数据同步(Sqoop&DataX)

298 阅读2分钟

数据同步

使用场景:mysql与hadoop(hive/hdfs)上的同步

1. Sqoop

一、安装部署:

  1. 下载sqoop 1.4.7,解压
  2. 配置环境变量
  3. 配置sqoop,conf的sqoop-env.sh,在其中配置Hadoop地址
  4. 1.4.7原生版本有问题,自己下载
    commons-lang3-3.4.jar =》2.x maven下载依赖到lib中,还有mysql connector也添加

二、参数

--connect 指定mysql 地址
--username 指定用户名
--password 密码
--table 指定table名字
--target-dir 指定hdfs 路径
-m 指定map task的个数
--delete-target-dir 删除目标路径

sqoop import \
--connect jdbc:mysql://bigdata31:3306/hive \
--username root \
--password 123456 \
--table tbls \
--target-dir /data/tbls \
--delete-target-dir \
-m 1 

补充:如果mysql表不带主键怎么办?

会报错

报错: ERROR tool.ImportTool: Import failed: No primary key could be found for table b. Please specify one with --split-by or perform a sequential import with '-m 1'.、

因为默认切分4个maptask,根据主键进行划分,如果没有主键,有两个解决办法:

  1. --split-by "column" 按指定字段划分
  2. -m 1 不划分,只分一个切片

--where 筛选数据
--columns 筛选字段
--query 指定抽取数据的sql

sqoop import \
--connect jdbc:mysql://bigdata31:3306/bigdata \
--username root \
--password 123456 \
--target-dir /data/b \
--delete-target-dir \
--split-by id \
-m 2 \
--query "select *  from bigdata.b where \$CONDITIONS" \
--fields-terminated-by "\t"

三、mysql到hive

1. hive建表,然后sqoop同步数据到hdfs上hive表的路径下

非分区表

  • hive建表

    CREATE TABLE base_category2 ( id bigint, name varchar(200), category1_id bigint ) ROW FORMAT DELIMITED FIELDS TERMINATED BY '\t';

  • sqoop导入表中

    sqoop import
    --connect jdbc:mysql://hadoop102:3306/gmall
    --username root
    --password 000000
    --target-dir /user/hive/warehouse/bigdata.db/base_category2
    --delete-target-dir
    -m 1
    --query "select * from gmall.base_category2 where $CONDITIONS"

▬▬▬▬▬▬

*书面题目*
请接着写这篇讲 Sqoop 与 DataX 数据同步的文档，从它最后一行之后开始。

*收集数据*
▬▬▬▬▬▬

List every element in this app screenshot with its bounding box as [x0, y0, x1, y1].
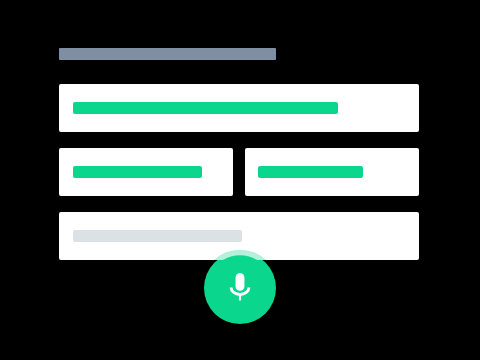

▬▬▬▬▬▬

*练习结果*
    --fields-terminated-by "\t"

  • hive语句查询

    select * from base_category2

分区表

  • hive建表

    CREATE TABLE base_category2_p2 ( id bigint , name varchar(200) ) PARTITIONED BY (category1_id bigint ) ROW FORMAT DELIMITED FIELDS TERMINATED BY '\t';

  • 添加分区

    alter table base_category2_p2 add partition(category1_id=1)

  • sqoop通过where导入分区

    sqoop import
    --connect jdbc:mysql://hadoop102:3306/gmall
    --username root
    --password 000000
    --target-dir /user/hive/warehouse/bigdata.db/base_category2_p2/category1_id=1
    --delete-target-dir
    -m 1
    --query "select * from gmall.base_category2 where category1_id = 1 and $CONDITIONS"
    --fields-terminated-by "\t"

  • hive语句查询

    select * from base_category2_p2

2.sqoop hive(不好用)

四、hive到mysql

数据导出

sqoop export \
--connect jdbc:mysql://bigdata31:3306/bigdata \
--username root \
--password 123456 \
--table result \
--export-dir /user/hive/warehouse/bigdata.db/rpt_cnt_top3 \
--fields-terminated-by "\t"

但是如何保证幂等性?(如果导出到mysql后又导出一次,那么数据会多了一份,如果保持数据多次同步都只有一份呢)

  1. 用mysql(linux)提供的命令 删除指定的mysql table数据
    • 先判断table指定数据存不存在,存在则删除,不存在则跳过
  2. 再sqoop同步

五、sqoop同步性脚本

需要考虑的问题:

  • 幂等性
  • 报警(程序报错)
  • 同步任务(调度平台)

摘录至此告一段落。